SET EXERCISE 1 - Name every operation that the mailing-list message shows being added to the ksz_switch_ops structure, together with the function assigned to each.

EXTRACT -
Re: [PATCH net-next v6 5/9] net: dsa: microchip: add support for different DCB app configurations

From: Vladimir Oltean
Date: Wed Apr 10 2024 - 19:13:10 EST


Hi Oleksij,

On Wed, Apr 10, 2024 at 10:05:52AM +0200, Oleksij Rempel wrote:
> diff --git a/drivers/net/dsa/microchip/ksz_common.c b/drivers/net/dsa/microchip/ksz_common.c
> index b2d1c61400c51..78a9622adecde 100644
> --- a/drivers/net/dsa/microchip/ksz_common.c
> +++ b/drivers/net/dsa/microchip/ksz_common.c
> @@ -2364,6 +2365,10 @@ static int ksz_setup(struct dsa_switch *ds)
> goto out_ptp_clock_unregister;
> }
>
> + ret = ksz_dcb_init(dev);
> + if (ret)
> + goto out_ptp_clock_unregister;
> +
> /* start switch */
> regmap_update_bits(ksz_regmap_8(dev), regs[S_START_CTRL],
> SW_START, SW_START);
> @@ -2691,7 +2696,7 @@ static int ksz_port_setup(struct dsa_switch *ds, int port)
> * there is no need to do anything.
> */
>
> - return 0;
> + return ksz_dcb_init_port(dev, port);
> }
>
> void ksz_port_stp_state_set(struct dsa_switch *ds, int port, u8 state)
> @@ -3943,6 +3948,11 @@ static const struct dsa_switch_ops ksz_switch_ops = {
> .port_setup_tc = ksz_setup_tc,
> .get_mac_eee = ksz_get_mac_eee,
> .set_mac_eee = ksz_set_mac_eee,
> + .port_get_default_prio = ksz_port_get_default_prio,
> + .port_set_default_prio = ksz_port_set_default_prio,
> + .port_get_dscp_prio = ksz_port_get_dscp_prio,
> + .port_get_apptrust = ksz_port_get_apptrust,
> + .port_set_apptrust = ksz_port_set_apptrust,
> };
>
> struct ksz_device *ksz_switch_alloc(struct device *base, void *priv)

SET EXERCISE 2 - Reproduce everything in the records from their first line down to and including the line containing "post-date: 19. November", without altering it.

DATA ENTRIES -
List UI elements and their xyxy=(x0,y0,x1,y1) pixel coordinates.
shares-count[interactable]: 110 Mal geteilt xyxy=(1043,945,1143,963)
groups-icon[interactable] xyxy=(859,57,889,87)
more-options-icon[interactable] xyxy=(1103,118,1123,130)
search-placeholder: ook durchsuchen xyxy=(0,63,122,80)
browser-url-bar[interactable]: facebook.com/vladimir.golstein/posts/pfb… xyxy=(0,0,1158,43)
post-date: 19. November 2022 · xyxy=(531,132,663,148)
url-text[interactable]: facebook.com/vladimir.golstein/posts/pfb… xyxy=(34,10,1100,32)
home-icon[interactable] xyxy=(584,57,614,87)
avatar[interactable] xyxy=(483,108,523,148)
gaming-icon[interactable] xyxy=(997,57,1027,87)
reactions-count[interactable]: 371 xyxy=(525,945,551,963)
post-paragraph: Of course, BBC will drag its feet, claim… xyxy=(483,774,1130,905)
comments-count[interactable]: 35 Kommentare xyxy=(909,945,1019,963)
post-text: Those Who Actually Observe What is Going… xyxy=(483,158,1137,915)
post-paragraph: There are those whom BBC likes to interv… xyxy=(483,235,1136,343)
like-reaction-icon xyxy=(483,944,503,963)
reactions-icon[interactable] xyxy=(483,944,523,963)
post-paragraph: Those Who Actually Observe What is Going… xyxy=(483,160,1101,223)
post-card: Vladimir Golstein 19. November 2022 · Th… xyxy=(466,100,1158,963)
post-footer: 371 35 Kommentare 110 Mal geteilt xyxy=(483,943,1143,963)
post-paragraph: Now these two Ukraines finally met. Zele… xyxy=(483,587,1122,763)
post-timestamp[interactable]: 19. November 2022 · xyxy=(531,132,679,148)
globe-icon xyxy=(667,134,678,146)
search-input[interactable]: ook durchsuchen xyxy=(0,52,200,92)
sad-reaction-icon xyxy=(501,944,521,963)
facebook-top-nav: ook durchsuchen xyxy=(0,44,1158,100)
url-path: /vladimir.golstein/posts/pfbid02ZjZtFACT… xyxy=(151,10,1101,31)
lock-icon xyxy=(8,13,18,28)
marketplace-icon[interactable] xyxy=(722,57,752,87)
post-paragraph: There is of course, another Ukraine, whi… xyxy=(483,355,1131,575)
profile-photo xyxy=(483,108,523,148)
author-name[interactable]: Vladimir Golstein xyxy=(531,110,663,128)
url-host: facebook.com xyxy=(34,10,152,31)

WORKED SOLUTION 1 -
- .port_get_default_prio = ksz_port_get_default_prio
- .port_set_default_prio = ksz_port_set_default_prio
- .port_get_dscp_prio = ksz_port_get_dscp_prio
- .port_get_apptrust = ksz_port_get_apptrust
- .port_set_apptrust = ksz_port_set_apptrust

WORKED SOLUTION 2 -
List UI elements and their xyxy=(x0,y0,x1,y1) pixel coordinates.
shares-count[interactable]: 110 Mal geteilt xyxy=(1043,945,1143,963)
groups-icon[interactable] xyxy=(859,57,889,87)
more-options-icon[interactable] xyxy=(1103,118,1123,130)
search-placeholder: ook durchsuchen xyxy=(0,63,122,80)
browser-url-bar[interactable]: facebook.com/vladimir.golstein/posts/pfb… xyxy=(0,0,1158,43)
post-date: 19. November 2022 · xyxy=(531,132,663,148)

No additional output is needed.